• AIM
Below are some records; return each one exactly.

• MATERIAL
════════════════════
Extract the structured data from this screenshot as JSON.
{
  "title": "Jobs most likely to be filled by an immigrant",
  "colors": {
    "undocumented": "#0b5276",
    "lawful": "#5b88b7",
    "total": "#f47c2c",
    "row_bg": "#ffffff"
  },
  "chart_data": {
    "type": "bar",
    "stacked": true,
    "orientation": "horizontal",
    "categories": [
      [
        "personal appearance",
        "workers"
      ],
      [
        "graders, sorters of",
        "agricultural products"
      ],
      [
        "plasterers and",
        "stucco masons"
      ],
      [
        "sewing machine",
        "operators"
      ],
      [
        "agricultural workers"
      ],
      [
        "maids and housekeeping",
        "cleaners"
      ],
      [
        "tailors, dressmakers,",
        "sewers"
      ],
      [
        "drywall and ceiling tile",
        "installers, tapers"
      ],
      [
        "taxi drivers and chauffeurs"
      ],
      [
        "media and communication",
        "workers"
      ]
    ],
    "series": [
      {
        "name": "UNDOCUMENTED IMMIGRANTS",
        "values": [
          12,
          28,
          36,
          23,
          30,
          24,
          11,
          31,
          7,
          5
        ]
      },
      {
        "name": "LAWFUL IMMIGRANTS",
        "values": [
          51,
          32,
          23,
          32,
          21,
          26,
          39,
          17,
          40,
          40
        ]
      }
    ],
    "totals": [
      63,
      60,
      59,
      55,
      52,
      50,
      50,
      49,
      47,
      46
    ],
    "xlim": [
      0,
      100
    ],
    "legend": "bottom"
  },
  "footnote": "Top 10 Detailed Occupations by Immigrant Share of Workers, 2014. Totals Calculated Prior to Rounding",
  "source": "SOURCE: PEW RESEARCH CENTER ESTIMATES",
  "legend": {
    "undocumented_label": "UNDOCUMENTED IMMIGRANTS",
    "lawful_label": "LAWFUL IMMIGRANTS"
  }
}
════════════════════
• EXERCISE SOLUTION
Extract the structured data from this screenshot as JSON.
{
  "title": "Jobs most likely to be filled by an immigrant",
  "colors": {
    "undocumented": "#0b5276",
    "lawful": "#5b88b7",
    "total": "#f47c2c",
    "row_bg": "#ffffff"
  },
  "chart_data": {
    "type": "bar",
    "stacked": true,
    "orientation": "horizontal",
    "categories": [
      [
        "personal appearance",
        "workers"
      ],
      [
        "graders, sorters of",
        "agricultural products"
      ],
      [
        "plasterers and",
        "stucco masons"
      ],
      [
        "sewing machine",
        "operators"
      ],
      [
        "agricultural workers"
      ],
      [
        "maids and housekeeping",
        "cleaners"
      ],
      [
        "tailors, dressmakers,",
        "sewers"
      ],
      [
        "drywall and ceiling tile",
        "installers, tapers"
      ],
      [
        "taxi drivers and chauffeurs"
      ],
      [
        "media and communication",
        "workers"
      ]
    ],
    "series": [
      {
        "name": "UNDOCUMENTED IMMIGRANTS",
        "values": [
          12,
          28,
          36,
          23,
          30,
          24,
          11,
          31,
          7,
          5
        ]
      },
      {
        "name": "LAWFUL IMMIGRANTS",
        "values": [
          51,
          32,
          23,
          32,
          21,
          26,
          39,
          17,
          40,
          40
        ]
      }
    ],
    "totals": [
      63,
      60,
      59,
      55,
      52,
      50,
      50,
      49,
      47,
      46
    ],
    "xlim": [
      0,
      100
    ],
    "legend": "bottom"
  },
  "footnote": "Top 10 Detailed Occupations by Immigrant Share of Workers, 2014. Totals Calculated Prior to Rounding",
  "source": "SOURCE: PEW RESEARCH CENTER ESTIMATES",
  "legend": {
    "undocumented_label": "UNDOCUMENTED IMMIGRANTS",
    "lawful_label": "LAWFUL IMMIGRANTS"
  }
}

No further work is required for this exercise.